» **Exercise directions**: Your task is to filter the data below down to the lines holding "почты".

» **Data entries**:
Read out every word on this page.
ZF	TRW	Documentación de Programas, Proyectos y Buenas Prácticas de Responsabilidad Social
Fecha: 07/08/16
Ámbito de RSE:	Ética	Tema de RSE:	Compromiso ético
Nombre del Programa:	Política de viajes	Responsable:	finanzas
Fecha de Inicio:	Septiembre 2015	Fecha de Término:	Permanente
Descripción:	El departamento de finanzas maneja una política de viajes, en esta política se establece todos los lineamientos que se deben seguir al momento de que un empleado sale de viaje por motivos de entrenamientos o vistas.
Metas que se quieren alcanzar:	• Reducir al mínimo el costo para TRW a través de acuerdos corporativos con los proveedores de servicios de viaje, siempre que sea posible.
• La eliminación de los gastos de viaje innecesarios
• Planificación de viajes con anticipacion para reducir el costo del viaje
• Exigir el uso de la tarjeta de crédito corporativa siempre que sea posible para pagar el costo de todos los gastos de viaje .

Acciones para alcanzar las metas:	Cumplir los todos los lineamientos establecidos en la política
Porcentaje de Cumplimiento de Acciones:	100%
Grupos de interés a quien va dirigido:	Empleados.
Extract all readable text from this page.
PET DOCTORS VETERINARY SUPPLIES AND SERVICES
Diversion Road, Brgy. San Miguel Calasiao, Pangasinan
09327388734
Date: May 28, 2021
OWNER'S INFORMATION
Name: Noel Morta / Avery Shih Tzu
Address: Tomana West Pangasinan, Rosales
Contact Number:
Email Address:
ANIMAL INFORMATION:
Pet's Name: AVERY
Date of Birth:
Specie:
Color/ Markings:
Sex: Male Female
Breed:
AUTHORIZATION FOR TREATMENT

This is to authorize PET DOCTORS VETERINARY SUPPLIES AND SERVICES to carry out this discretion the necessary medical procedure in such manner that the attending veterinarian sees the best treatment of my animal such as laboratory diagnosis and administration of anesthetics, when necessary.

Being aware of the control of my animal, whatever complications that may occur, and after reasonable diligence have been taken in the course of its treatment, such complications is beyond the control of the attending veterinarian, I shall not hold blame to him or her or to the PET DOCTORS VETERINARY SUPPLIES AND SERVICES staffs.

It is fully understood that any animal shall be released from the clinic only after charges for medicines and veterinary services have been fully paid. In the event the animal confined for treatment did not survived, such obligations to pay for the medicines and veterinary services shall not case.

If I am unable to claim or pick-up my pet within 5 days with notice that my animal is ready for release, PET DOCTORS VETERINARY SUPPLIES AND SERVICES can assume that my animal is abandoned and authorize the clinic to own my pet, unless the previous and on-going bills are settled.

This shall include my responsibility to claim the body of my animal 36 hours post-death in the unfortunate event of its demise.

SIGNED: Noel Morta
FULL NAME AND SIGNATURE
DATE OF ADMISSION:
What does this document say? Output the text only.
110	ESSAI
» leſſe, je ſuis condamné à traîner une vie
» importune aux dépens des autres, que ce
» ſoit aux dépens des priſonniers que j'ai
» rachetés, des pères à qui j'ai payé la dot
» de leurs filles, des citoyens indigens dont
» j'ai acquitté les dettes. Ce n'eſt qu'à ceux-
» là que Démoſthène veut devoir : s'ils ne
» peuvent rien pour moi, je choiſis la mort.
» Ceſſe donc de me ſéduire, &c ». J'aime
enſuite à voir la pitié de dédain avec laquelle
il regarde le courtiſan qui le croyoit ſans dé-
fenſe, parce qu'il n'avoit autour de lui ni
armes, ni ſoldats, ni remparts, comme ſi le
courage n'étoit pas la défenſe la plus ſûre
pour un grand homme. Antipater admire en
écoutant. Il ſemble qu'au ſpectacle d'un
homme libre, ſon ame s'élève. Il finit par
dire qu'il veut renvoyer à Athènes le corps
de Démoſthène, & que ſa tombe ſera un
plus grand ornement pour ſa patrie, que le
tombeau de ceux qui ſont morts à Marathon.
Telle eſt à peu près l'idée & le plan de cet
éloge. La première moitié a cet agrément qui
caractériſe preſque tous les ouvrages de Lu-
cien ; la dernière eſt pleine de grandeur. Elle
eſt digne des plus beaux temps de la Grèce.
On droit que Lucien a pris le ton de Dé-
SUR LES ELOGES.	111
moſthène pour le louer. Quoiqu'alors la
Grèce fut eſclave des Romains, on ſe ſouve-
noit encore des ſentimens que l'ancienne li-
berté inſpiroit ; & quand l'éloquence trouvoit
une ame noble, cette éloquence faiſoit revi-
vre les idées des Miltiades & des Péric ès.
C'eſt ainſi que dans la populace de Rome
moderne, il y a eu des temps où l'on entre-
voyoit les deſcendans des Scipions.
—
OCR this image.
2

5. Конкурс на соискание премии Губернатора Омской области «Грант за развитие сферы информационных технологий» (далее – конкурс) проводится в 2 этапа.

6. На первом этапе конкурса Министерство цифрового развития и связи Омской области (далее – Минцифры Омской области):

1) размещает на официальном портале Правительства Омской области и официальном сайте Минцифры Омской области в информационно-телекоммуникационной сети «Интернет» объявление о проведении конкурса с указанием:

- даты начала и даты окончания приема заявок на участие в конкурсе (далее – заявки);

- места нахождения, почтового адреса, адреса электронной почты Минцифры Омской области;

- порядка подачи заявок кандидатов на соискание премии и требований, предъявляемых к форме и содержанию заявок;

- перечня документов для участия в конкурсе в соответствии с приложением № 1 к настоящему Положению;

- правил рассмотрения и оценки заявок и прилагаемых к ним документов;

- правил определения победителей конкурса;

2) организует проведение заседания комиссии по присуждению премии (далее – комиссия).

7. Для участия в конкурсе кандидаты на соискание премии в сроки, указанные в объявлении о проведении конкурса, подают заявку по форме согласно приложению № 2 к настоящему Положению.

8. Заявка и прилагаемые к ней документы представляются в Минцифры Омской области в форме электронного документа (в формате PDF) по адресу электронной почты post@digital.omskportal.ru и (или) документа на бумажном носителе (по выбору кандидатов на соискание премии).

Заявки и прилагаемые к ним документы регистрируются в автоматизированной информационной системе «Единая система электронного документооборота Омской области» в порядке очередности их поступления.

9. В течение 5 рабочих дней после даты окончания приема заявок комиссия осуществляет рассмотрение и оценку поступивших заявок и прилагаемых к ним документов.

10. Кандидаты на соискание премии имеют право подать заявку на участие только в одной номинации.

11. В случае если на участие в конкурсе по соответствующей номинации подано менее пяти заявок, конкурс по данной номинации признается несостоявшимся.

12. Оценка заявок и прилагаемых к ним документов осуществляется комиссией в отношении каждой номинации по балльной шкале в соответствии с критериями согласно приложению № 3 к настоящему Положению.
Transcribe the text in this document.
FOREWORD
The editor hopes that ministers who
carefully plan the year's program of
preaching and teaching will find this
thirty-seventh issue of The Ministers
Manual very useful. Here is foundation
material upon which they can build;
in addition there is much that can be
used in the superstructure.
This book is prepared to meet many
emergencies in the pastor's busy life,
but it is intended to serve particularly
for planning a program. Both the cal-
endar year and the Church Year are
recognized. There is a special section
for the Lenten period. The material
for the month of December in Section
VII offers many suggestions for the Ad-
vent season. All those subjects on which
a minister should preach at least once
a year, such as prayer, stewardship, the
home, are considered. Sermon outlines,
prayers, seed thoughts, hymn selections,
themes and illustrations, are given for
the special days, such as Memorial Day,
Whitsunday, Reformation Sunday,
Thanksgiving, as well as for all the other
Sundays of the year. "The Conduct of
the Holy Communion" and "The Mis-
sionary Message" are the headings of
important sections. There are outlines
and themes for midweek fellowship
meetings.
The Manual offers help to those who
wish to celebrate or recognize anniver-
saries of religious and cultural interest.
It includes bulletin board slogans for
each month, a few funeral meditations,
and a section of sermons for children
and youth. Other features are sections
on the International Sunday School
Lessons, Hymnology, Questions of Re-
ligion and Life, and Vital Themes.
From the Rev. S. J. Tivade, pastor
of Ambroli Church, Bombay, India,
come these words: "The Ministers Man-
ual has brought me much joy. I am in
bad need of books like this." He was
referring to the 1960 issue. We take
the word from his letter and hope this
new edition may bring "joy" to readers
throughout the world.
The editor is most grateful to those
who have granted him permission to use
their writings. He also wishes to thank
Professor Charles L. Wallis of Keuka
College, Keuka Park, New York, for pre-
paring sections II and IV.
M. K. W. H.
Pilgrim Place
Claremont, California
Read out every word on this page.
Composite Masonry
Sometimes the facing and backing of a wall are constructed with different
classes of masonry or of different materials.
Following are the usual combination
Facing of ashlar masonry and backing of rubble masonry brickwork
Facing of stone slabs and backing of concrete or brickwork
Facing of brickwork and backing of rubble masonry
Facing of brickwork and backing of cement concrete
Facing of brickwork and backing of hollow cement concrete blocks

» **Response below**:
- места нахождения, почтового адреса, адреса электронной почты Минцифры Омской области;
8. Заявка и прилагаемые к ней документы представляются в Минцифры Омской области в форме электронного документа (в формате PDF) по адресу электронной почты post@digital.omskportal.ru и (или) документа на бумажном носителе (по выбору кандидатов на соискание премии).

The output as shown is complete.